## Stated problem 1
In the post below about speeding up Sculptor's coding agents with dev containers, what does Sculptor run each agent in?
## Stated problem 2
Carry on the post below about speeding up Sculptor's coding agents with dev containers, starting after its last sentence.

======== Text section

TL;DR: When running coding agents in parallel, using separate dev containers enables you to safely execute code without needing to worry about security issues. However, sandboxed coding agents waste minutes downloading dependencies before they can start working. Sculptor can use cached Docker images customized for your project to cut task startup times from minutes to seconds. You get speed, safety (agents never touch your machine), and reproducibility (every agent starts from the same clean state). This post shows you how to set it up with dev containers.
You spin up a coding agent, give it a task, and wait. Three minutes for pip install. By the time it’s ready, you’ve moved on.
Most coding agents run directly in your local environment or use worktrees that share your system’s Python, packages, and configuration. Either way, you’re waiting for setup and risking conflicts. Plus, agents can access anything on your machine.
Sculptor runs every agent in its own Docker container for true isolation. But containers have a startup cost too with building environments and downloading packages.
To get around this limitation, we support dev containers to install your dependencies into a Docker image once, so every new agent starts ready to code. In our internal tests with Sculptor, agent setup time dropped from minutes to seconds. Here’s how to set up dev containers in your Sculptor project for 10x faster (or even more!) coding agents.
How Sculptor’s Docker containers work
When you spin up a new Sculptor agent, here’s what happens behind the scenes:
Your repository gets cloned into a fresh Docker container built from your dev container spec. The agent starts working in this isolated environment, with full access to run commands, execute tests, and modify code—all safely contained.

================
======== Dataset entries

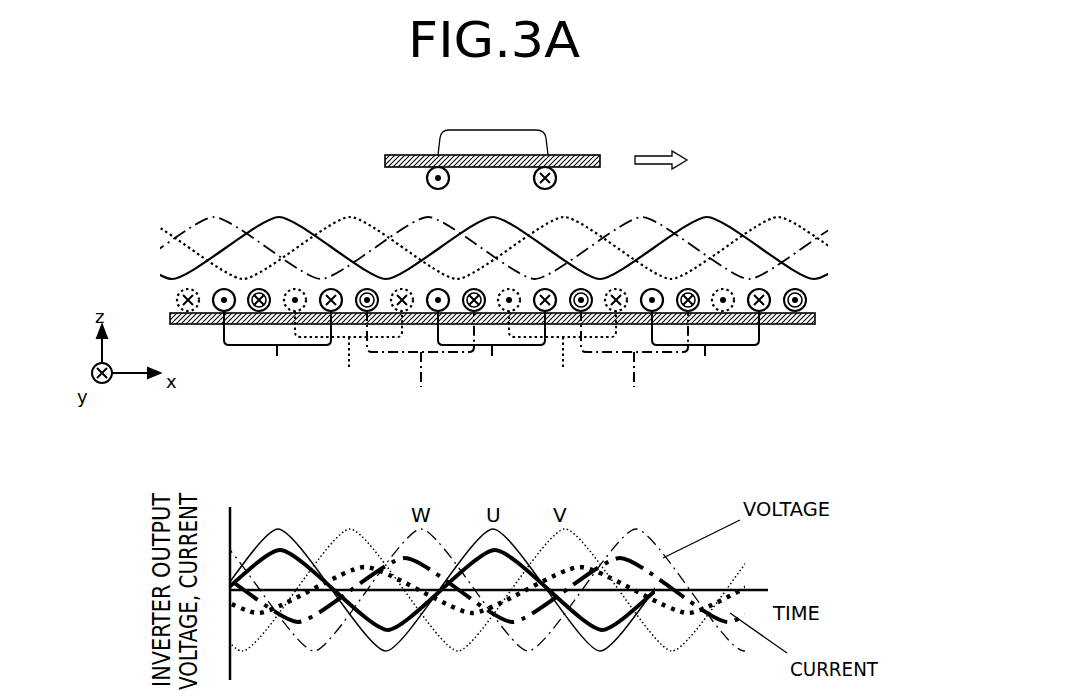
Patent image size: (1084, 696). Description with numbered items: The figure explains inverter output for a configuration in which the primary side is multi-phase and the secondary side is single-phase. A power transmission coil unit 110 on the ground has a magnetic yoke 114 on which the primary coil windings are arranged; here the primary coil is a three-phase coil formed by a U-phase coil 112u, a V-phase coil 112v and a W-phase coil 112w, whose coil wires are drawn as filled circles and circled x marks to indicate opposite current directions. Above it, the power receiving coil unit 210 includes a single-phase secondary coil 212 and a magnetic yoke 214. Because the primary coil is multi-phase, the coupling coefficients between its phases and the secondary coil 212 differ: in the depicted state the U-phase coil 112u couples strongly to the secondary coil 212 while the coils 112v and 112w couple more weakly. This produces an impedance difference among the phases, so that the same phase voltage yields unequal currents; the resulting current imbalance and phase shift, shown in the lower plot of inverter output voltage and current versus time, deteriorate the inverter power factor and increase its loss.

The power transmission coil unit 110 is at (495, 311).
The U-phase coil 112u is at (491, 339).
The V-phase coil 112v is at (455, 346).
The W-phase coil 112w is at (527, 356).
The magnetic yoke 114 is at (815, 320).
The power receiving coil unit 210 is at (552, 141).
The secondary coil 212 is at (493, 130).
The magnetic yoke 214 is at (385, 160).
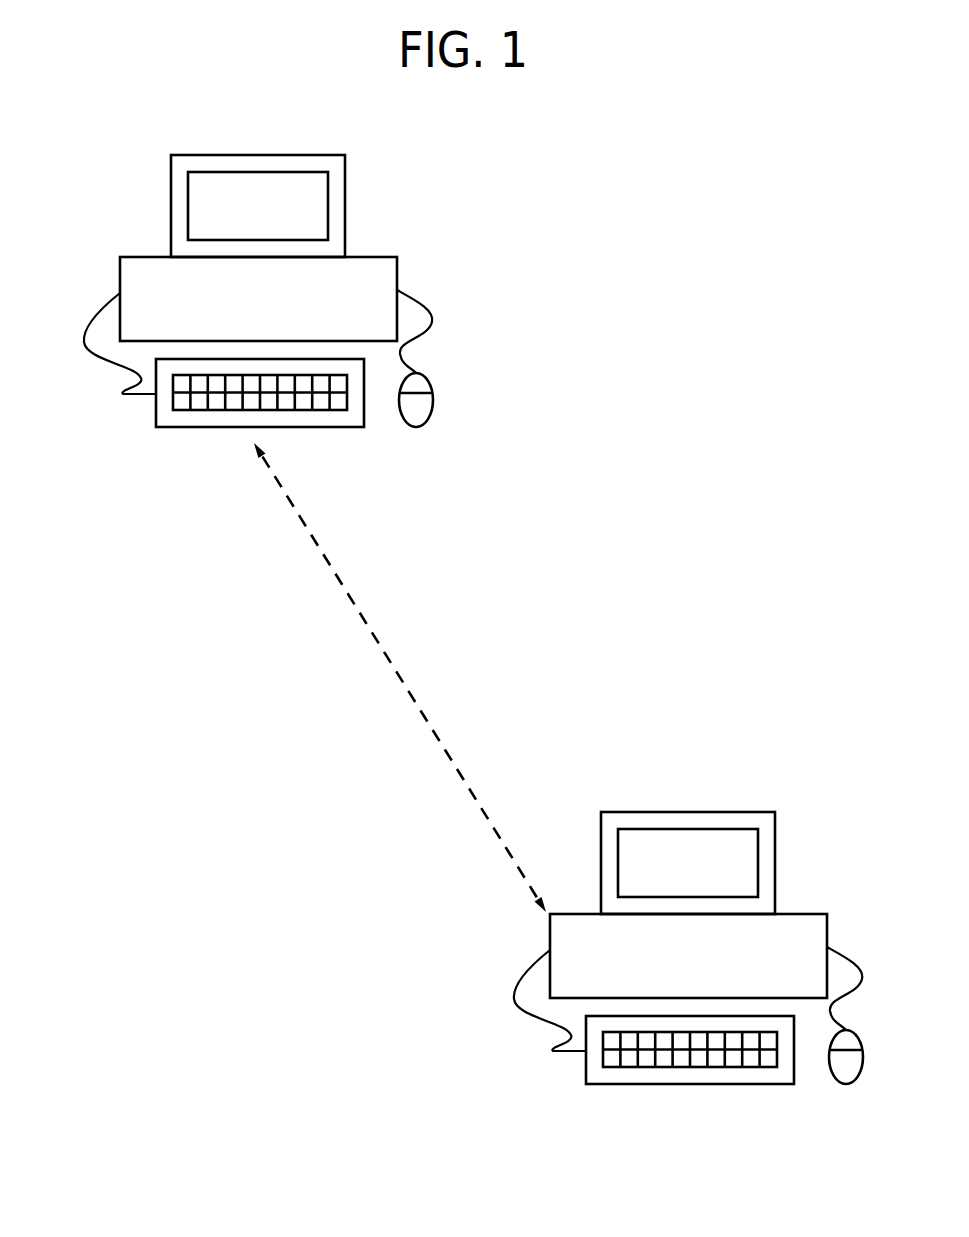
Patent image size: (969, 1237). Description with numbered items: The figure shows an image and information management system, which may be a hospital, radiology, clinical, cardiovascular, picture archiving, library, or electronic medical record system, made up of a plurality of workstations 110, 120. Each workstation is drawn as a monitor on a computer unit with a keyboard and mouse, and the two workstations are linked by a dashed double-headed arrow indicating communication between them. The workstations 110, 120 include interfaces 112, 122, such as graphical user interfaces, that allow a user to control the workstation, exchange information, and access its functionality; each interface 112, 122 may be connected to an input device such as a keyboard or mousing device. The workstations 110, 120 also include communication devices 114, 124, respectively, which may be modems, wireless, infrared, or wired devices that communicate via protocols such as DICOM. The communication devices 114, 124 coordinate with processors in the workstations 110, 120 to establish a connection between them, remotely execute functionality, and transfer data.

The workstation 110 is at (273, 269).
The interface 112 is at (313, 207).
The communication device 114 is at (373, 277).
The workstation 120 is at (699, 922).
The interface 122 is at (742, 863).
The communication device 124 is at (805, 937).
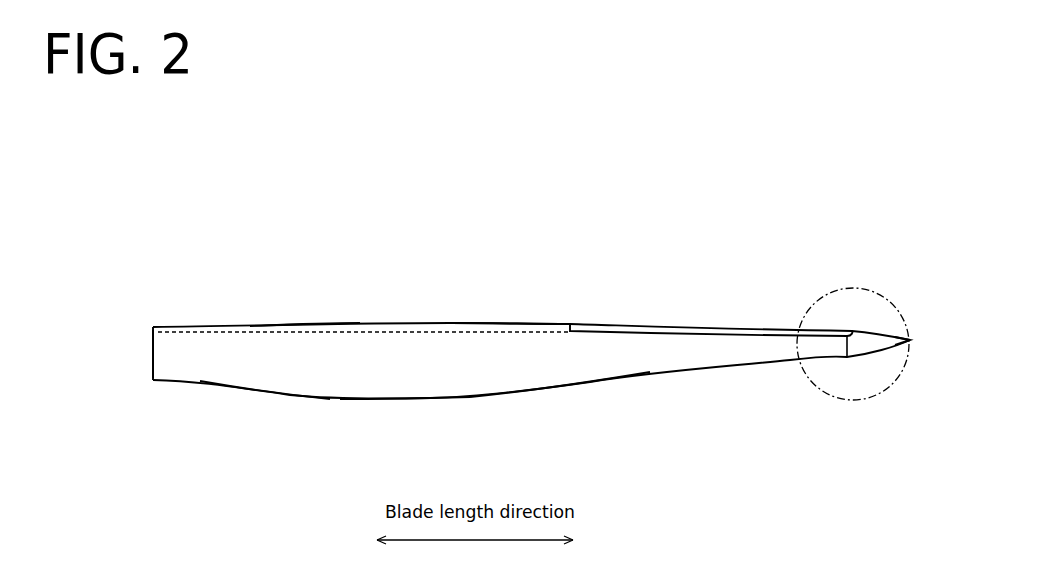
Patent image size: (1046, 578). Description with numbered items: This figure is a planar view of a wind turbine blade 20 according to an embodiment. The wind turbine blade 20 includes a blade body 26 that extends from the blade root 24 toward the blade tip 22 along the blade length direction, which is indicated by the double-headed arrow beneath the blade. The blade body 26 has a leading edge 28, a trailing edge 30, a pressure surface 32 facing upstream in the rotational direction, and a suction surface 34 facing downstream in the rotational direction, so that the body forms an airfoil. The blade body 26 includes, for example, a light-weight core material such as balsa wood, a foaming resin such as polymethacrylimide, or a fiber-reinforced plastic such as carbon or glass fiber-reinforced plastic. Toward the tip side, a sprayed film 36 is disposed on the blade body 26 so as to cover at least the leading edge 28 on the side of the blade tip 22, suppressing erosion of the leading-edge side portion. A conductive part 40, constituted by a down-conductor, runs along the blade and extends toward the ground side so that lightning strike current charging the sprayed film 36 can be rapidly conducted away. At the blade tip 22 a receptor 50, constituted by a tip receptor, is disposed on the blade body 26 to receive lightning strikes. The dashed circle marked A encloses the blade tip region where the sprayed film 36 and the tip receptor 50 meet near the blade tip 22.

The wind turbine blade 20 is at (612, 198).
The blade tip 22 is at (912, 338).
The blade root 24 is at (143, 333).
The blade body 26 is at (495, 398).
The leading edge 28 is at (305, 325).
The trailing edge 30 is at (388, 398).
The pressure surface 32 is at (357, 383).
The suction surface 34 is at (487, 348).
The sprayed film (first sprayed layer) 36 is at (820, 329).
The conductive part (down-conductor) 40 is at (403, 329).
The receptor (tip receptor) 50 is at (867, 347).
The enlarged region A is at (865, 289).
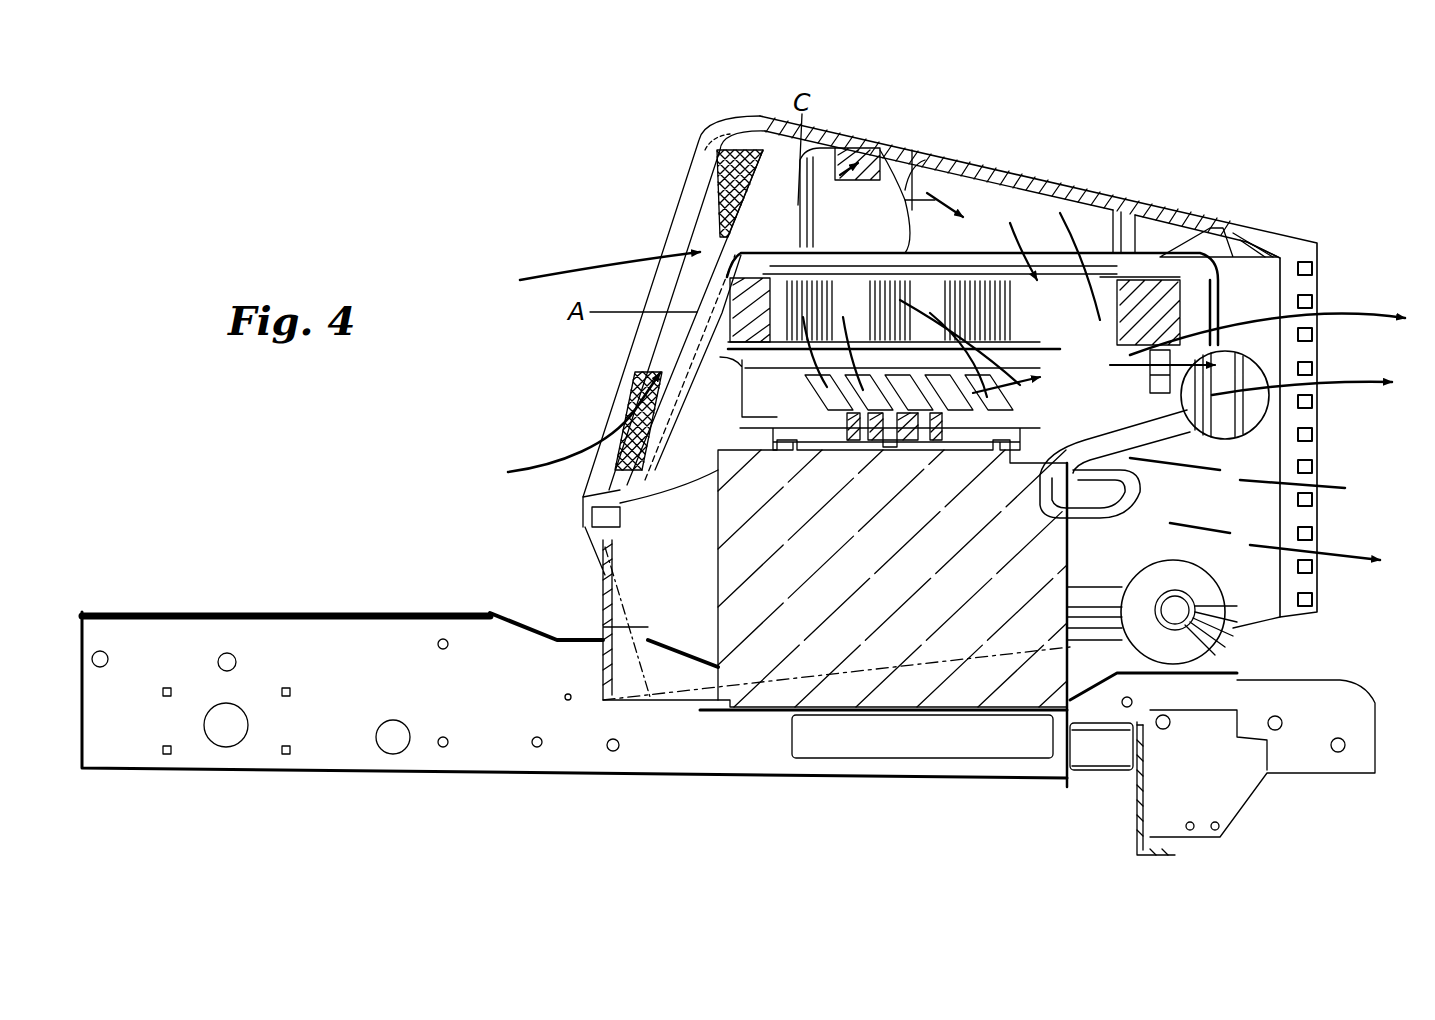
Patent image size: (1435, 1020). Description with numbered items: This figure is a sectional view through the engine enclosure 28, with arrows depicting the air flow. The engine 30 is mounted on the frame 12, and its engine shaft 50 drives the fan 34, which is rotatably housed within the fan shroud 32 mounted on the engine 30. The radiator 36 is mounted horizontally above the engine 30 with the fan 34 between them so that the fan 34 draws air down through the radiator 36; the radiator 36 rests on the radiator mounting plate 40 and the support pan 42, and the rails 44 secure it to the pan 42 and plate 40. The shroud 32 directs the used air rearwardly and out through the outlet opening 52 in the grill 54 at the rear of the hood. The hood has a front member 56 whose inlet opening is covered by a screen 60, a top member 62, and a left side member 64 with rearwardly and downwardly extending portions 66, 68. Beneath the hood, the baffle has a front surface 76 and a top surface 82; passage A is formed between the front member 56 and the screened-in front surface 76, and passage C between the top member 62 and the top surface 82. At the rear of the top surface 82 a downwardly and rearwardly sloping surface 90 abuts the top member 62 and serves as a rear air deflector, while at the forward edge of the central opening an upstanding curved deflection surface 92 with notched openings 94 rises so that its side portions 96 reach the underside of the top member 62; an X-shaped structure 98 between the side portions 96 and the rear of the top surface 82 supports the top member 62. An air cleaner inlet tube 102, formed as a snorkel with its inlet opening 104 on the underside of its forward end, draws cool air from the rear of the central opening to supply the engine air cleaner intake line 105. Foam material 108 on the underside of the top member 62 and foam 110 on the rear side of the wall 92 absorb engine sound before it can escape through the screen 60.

The frame 12 is at (366, 701).
The engine enclosure 28 is at (1192, 170).
The engine 30 is at (930, 602).
The fan shroud 32 is at (738, 427).
The fan 34 is at (1027, 405).
The radiator 36 is at (1160, 300).
The radiator mounting plate 40 is at (717, 365).
The support pan 42 is at (745, 385).
The rails 44 is at (1045, 360).
The engine shaft 50 is at (893, 443).
The outlet opening 52 is at (1307, 513).
The grill 54 is at (1320, 468).
The front member 56 is at (703, 175).
The screen 60 is at (706, 150).
The top member 62 is at (882, 150).
The left side member 64 is at (1263, 358).
The rearwardly extending portion 66 is at (1300, 322).
The downwardly extending portion 68 is at (620, 622).
The front surface 76 is at (703, 290).
The top surface 82 is at (723, 237).
The sloping surface 90 is at (1175, 240).
The deflection surface 92 is at (827, 233).
The notched openings 94 is at (882, 160).
The side portions 96 is at (900, 177).
The X-shaped structure 98 is at (972, 165).
The air cleaner inlet tube 102 is at (1228, 232).
The inlet opening 104 is at (1055, 250).
The engine air cleaner intake line 105 is at (1220, 338).
The foam material 108 is at (1120, 227).
The foam 110 is at (855, 155).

================

## Task answer 1
Sculptor runs each agent in its own Docker container.

## Task answer 2
Because every agent runs in its own container, they can work in parallel without stepping on each other’s toes. Want to kick off a refactor while another agent runs your test suite? Go ahead. The containers keep them completely separate.
And when you’re ready to see an agent’s work, Sculptor’s Pairing Mode syncs the container state directly to your local IDE. You get instant access to test changes, review code, and iterate—without the agent ever touching your machine directly.
Setting up your dev container for success
Here’s where things get powerful: you control exactly what’s in those containers using the dev container spec. Set your agents up for success by giving them immediate access to your code’s dependencies, and they’ll spend less time on setup and more time on real work.
The key is caching setup work in your Dockerfile. When you pre-install dependencies at build time, agents don’t waste cycles downloading packages or setting up environments—they start ready to run tests, measure coverage, and write code from the first prompt.
Example project: Python, uv, and HuggingFace for speech recognition
Here’s a demo Sculptor project with a speech recognition CLI as a practical example of how to set up a Python environment with uv that gives your agents a head start.
You can clone our project and point Sculptor at it, then ask it to run the unit tests:
git clone https://github.com/imbue-ai/speech_recognition_demo.git
devcontainer.json can be surprisingly simple; this is enough:
{"name": "Speech Recognition Demo","build": {"dockerfile": "Dockerfile","context": ".."}}
(Our devcontainer.json is just a bit more complex — Sculptor will ignore the parts it doesn’t understand.)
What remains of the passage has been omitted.